**TASK**
Locate the string "stellen" in the records below. Copy every line where it occurs.

**ENTRIES**
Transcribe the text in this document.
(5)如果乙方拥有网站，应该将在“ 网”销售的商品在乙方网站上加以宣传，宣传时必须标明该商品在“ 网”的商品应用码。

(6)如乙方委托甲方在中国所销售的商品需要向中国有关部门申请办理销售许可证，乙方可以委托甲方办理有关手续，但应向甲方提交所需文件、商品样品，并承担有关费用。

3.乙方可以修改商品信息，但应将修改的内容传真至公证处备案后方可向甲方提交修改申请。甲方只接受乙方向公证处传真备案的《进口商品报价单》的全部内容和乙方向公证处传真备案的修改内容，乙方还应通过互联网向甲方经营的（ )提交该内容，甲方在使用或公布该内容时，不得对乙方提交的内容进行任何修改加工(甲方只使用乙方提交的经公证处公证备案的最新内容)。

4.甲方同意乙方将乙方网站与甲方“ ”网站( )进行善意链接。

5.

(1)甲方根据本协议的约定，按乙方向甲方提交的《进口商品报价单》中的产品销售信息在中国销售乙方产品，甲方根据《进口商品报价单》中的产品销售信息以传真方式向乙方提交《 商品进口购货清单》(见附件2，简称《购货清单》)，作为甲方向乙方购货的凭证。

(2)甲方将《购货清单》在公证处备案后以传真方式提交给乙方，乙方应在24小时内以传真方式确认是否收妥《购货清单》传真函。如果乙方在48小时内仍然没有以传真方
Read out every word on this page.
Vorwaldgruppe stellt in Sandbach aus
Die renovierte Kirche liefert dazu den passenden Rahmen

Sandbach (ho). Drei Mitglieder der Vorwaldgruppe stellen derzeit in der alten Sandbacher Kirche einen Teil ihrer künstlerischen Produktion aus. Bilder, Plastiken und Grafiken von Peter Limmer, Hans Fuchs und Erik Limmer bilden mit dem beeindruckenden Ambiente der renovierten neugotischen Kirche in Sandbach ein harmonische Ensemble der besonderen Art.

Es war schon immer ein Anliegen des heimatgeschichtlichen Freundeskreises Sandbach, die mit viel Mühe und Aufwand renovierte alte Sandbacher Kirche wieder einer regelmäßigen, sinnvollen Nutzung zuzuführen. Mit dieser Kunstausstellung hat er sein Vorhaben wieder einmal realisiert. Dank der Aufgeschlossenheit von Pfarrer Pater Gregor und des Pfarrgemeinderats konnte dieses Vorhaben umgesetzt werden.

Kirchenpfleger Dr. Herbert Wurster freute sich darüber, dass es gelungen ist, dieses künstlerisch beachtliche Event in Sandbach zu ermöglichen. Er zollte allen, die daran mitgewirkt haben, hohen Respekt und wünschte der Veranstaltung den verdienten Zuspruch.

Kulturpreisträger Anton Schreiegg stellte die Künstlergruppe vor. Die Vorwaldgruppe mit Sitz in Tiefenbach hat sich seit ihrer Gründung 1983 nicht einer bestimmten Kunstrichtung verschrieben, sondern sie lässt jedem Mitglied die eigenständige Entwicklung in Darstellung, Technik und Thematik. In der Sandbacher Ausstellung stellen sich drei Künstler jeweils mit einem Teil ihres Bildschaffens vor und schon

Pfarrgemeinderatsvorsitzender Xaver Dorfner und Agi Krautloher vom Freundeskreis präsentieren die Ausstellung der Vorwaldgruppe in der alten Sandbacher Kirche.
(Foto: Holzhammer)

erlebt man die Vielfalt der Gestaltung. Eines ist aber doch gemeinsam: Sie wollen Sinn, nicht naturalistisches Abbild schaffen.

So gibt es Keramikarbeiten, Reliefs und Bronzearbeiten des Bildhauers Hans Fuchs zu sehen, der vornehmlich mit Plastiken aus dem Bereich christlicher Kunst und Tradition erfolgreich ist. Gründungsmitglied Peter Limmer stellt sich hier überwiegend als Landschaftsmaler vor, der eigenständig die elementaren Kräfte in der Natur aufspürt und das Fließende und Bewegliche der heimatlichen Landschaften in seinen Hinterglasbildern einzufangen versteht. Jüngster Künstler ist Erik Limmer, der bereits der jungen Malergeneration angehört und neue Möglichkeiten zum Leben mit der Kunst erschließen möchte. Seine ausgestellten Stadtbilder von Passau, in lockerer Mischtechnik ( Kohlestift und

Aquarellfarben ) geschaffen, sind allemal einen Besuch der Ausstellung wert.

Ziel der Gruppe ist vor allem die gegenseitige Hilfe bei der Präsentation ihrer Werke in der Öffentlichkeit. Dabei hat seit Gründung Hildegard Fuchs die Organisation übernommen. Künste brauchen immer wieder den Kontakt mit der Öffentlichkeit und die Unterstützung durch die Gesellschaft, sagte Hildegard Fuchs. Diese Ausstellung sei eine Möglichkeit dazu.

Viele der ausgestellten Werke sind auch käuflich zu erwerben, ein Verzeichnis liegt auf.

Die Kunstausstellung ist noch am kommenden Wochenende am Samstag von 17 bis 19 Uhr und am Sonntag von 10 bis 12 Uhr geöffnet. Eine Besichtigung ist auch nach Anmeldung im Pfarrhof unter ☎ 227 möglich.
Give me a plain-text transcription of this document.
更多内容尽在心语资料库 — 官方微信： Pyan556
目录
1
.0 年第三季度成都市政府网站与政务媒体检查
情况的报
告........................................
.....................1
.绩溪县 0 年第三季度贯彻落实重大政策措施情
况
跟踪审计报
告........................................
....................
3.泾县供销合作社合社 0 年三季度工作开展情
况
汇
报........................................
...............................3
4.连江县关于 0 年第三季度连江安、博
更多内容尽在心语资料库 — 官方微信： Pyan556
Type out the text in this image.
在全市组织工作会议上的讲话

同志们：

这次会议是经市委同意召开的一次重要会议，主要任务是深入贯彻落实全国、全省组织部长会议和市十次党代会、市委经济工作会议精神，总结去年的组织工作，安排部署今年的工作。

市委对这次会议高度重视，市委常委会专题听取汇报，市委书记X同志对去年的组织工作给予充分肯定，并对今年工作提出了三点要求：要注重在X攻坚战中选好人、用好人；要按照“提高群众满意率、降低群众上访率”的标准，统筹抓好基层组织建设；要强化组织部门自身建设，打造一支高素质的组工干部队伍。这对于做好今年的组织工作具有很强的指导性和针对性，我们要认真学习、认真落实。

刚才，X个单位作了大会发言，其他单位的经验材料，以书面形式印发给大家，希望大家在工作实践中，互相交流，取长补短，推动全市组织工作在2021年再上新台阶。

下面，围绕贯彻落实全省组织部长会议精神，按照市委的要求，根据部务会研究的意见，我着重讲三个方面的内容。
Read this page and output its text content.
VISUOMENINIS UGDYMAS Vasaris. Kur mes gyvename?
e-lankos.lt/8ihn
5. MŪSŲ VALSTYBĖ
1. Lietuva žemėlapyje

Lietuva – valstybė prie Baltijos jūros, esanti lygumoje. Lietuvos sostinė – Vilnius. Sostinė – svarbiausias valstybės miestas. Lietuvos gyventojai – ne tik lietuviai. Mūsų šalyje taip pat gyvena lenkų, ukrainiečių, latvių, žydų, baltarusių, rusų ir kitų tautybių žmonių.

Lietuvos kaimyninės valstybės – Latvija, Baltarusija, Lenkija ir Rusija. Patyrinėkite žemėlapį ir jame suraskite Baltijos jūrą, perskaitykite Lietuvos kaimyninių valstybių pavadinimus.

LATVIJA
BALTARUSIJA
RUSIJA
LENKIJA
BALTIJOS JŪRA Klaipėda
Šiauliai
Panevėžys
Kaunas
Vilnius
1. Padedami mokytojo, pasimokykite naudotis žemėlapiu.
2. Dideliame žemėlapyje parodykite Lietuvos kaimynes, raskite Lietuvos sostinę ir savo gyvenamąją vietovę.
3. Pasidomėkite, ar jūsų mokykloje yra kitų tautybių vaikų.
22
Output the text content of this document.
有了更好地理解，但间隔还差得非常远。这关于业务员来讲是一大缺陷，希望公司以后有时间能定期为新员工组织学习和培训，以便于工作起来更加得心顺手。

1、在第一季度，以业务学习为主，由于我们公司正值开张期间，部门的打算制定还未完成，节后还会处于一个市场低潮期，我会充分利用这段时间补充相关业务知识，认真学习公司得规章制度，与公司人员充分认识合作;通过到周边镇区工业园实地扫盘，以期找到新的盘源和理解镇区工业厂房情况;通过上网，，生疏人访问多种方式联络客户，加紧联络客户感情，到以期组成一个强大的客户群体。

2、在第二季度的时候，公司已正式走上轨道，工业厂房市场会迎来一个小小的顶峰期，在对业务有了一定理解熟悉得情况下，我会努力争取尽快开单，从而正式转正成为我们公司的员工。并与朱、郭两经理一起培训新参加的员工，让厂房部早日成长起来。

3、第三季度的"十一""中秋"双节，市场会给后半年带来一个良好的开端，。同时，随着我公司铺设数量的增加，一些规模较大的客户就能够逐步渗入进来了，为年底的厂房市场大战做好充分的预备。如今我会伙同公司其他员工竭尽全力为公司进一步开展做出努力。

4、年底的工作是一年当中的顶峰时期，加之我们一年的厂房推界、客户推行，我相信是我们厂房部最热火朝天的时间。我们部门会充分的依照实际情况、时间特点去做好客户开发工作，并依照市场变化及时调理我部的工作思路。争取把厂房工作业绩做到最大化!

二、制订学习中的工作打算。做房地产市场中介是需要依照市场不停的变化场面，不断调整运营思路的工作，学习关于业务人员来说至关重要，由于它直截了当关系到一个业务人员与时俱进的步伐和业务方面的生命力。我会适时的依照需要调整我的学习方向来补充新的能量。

**SOLUTION**
Sandbach (ho). Drei Mitglieder der Vorwaldgruppe stellen derzeit in der alten Sandbacher Kirche einen Teil ihrer künstlerischen Produktion aus. Bilder, Plastiken und Grafiken von Peter Limmer, Hans Fuchs und Erik Limmer bilden mit dem beeindruckenden Ambiente der renovierten neugotischen Kirche in Sandbach ein harmonische Ensemble der besonderen Art.
Kulturpreisträger Anton Schreiegg stellte die Künstlergruppe vor. Die Vorwaldgruppe mit Sitz in Tiefenbach hat sich seit ihrer Gründung 1983 nicht einer bestimmten Kunstrichtung verschrieben, sondern sie lässt jedem Mitglied die eigenständige Entwicklung in Darstellung, Technik und Thematik. In der Sandbacher Ausstellung stellen sich drei Künstler jeweils mit einem Teil ihres Bildschaffens vor und schon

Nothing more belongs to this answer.